▶ [REQUIREMENTS]: Every line of the data that contains the string "asymmetry" must be copied.

▶ [INFORMATION GIVEN]:

-*-*-

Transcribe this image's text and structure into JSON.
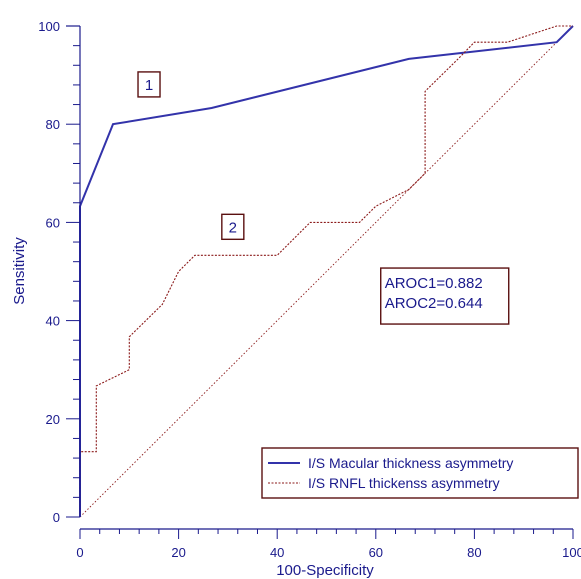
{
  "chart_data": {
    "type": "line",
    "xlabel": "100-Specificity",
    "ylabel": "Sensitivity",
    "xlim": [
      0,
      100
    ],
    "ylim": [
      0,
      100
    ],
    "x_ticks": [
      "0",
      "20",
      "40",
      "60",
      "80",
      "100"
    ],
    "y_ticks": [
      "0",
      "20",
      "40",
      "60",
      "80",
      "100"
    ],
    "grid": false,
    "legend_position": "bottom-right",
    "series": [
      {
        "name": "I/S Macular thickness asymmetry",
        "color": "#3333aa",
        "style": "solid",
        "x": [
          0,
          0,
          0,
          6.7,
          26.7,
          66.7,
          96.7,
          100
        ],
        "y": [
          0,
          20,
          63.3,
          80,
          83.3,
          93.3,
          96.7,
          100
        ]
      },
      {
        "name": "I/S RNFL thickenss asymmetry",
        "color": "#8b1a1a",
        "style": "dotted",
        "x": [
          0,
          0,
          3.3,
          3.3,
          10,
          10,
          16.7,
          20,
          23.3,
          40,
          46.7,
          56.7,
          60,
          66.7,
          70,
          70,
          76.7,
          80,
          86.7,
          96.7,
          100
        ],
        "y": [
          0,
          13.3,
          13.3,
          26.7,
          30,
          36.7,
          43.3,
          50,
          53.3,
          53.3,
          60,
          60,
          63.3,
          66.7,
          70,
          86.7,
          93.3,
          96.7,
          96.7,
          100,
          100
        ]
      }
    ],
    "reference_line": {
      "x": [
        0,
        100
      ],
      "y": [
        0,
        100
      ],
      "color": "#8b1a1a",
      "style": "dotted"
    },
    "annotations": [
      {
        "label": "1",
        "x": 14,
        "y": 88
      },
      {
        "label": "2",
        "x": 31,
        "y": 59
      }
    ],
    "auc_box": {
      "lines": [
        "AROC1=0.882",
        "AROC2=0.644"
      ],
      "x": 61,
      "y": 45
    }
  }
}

-*-*-

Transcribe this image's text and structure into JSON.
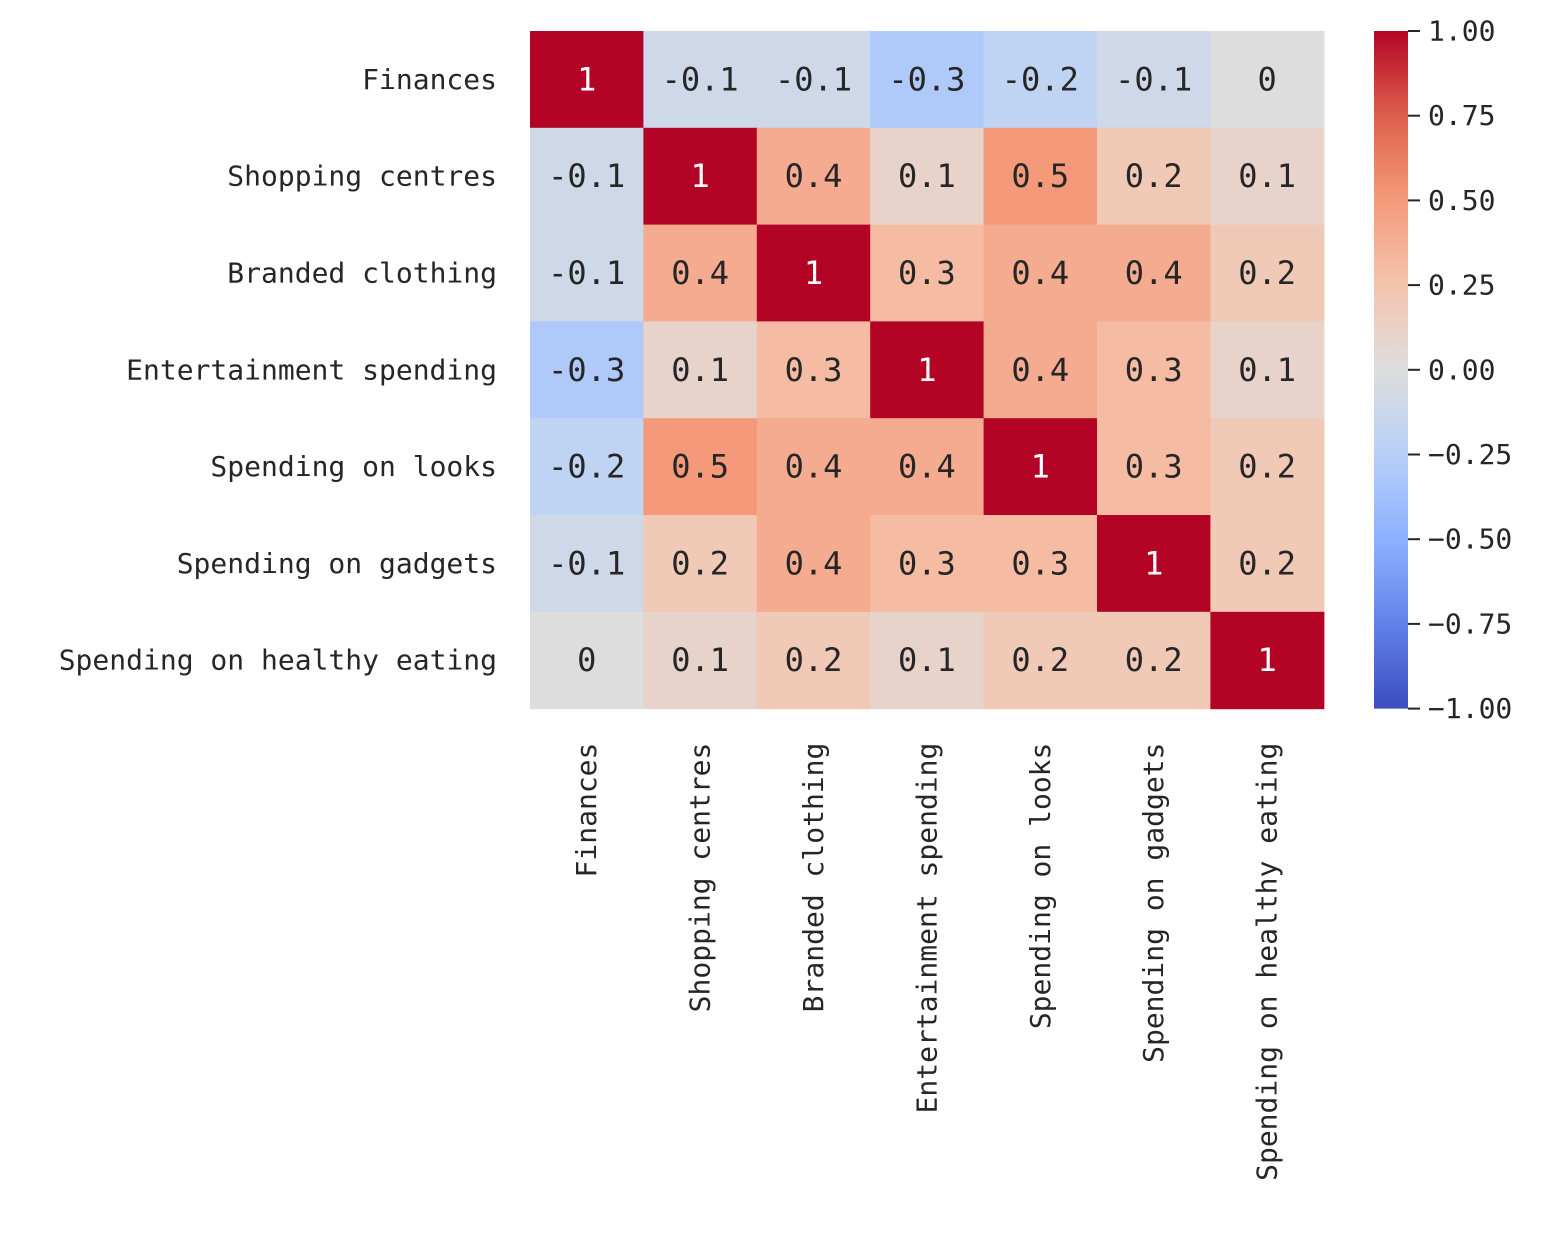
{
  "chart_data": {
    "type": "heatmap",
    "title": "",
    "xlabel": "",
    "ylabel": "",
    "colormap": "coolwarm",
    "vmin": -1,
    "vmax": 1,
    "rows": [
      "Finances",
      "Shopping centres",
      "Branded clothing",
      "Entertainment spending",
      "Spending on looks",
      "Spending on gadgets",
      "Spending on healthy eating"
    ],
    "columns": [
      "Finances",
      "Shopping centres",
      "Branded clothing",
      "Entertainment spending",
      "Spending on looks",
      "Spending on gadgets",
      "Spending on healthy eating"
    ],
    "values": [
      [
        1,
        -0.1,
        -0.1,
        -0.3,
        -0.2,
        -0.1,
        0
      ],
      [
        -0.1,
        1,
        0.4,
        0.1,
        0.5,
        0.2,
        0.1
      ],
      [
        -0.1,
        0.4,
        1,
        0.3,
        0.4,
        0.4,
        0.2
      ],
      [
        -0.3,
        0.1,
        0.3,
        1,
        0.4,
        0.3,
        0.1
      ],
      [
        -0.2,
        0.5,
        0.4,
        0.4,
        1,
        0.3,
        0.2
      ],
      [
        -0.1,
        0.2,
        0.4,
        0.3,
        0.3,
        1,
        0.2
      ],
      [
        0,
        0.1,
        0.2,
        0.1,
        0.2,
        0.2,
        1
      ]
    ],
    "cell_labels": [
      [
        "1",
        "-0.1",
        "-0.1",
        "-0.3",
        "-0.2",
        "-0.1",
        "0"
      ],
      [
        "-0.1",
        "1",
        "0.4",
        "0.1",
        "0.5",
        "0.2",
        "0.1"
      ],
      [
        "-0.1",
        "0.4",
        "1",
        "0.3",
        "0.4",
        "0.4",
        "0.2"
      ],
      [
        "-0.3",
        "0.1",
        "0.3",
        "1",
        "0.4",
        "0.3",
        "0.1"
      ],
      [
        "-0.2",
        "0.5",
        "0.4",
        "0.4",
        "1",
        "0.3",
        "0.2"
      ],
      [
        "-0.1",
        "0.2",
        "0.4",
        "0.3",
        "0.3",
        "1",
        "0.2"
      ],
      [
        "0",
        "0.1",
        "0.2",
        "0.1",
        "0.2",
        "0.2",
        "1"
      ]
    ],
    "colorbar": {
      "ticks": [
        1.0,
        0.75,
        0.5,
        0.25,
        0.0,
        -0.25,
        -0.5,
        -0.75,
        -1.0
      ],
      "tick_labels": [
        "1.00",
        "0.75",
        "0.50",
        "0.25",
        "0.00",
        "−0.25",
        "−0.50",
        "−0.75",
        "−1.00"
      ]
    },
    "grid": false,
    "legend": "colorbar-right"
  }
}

-*-*-

▶ [SOLUTION FOR THIS PROBLEM]:
        "name": "I/S Macular thickness asymmetry",
        "name": "I/S RNFL thickenss asymmetry",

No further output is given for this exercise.